[Data entries start]

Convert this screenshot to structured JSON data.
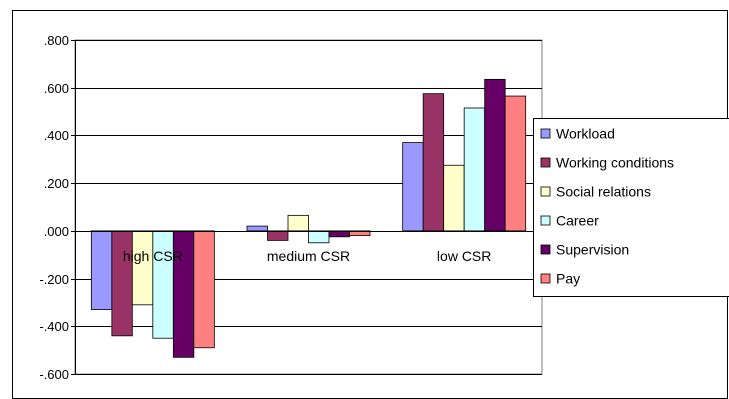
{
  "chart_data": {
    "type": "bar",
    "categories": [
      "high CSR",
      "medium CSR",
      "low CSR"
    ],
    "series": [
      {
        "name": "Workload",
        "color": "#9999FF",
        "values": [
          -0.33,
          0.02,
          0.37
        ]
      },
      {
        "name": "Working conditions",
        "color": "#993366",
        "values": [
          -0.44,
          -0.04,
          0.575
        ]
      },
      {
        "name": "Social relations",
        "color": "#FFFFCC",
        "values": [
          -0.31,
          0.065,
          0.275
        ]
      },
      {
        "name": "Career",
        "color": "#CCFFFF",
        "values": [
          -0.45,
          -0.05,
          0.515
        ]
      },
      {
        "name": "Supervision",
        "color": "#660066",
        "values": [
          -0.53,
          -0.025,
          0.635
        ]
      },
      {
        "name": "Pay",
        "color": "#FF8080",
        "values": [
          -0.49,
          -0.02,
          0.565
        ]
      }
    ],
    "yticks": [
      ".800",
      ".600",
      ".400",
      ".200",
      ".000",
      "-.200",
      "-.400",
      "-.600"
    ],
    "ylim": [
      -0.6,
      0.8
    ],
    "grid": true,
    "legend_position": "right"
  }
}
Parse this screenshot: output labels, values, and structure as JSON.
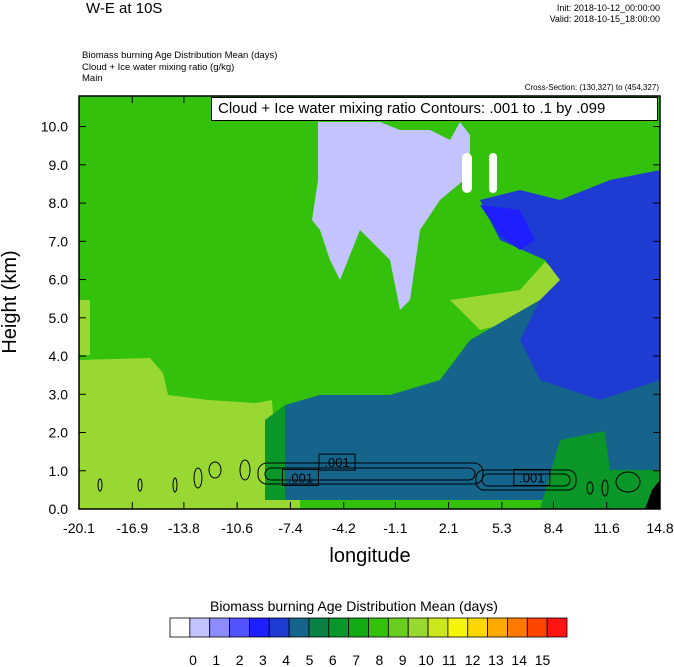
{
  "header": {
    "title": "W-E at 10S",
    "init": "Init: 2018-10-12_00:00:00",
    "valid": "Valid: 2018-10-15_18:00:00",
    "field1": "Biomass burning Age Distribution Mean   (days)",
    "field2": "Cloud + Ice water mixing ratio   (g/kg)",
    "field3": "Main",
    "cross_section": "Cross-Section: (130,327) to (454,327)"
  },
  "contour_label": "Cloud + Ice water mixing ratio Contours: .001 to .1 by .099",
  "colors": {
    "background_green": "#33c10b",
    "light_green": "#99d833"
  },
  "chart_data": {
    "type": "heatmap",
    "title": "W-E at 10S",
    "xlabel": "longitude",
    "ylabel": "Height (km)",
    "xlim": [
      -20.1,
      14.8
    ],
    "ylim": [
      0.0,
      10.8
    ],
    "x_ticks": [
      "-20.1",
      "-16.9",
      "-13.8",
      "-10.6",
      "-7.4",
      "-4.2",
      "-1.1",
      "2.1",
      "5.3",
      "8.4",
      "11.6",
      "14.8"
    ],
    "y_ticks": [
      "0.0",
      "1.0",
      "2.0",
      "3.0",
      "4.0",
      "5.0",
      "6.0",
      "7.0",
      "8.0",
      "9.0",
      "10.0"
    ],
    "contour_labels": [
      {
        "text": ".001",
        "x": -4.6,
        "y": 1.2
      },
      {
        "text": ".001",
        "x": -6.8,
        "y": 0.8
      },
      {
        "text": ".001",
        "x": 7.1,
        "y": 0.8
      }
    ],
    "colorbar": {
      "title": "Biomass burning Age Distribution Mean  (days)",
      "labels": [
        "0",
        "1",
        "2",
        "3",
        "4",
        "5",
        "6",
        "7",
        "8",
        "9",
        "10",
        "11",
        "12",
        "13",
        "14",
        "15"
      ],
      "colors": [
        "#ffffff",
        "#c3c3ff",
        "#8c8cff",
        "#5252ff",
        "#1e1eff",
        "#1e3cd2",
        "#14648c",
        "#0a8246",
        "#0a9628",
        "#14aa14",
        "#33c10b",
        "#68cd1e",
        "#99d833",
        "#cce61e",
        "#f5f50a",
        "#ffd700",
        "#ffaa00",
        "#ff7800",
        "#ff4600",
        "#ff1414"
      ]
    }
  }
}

[Data entries end]

Gather each line of the listing that holds the string "Cloud".

    "field2": "Cloud + Ice water mixing ratio   (g/kg)",
  "contour_label": "Cloud + Ice water mixing ratio Contours: .001 to .1 by .099",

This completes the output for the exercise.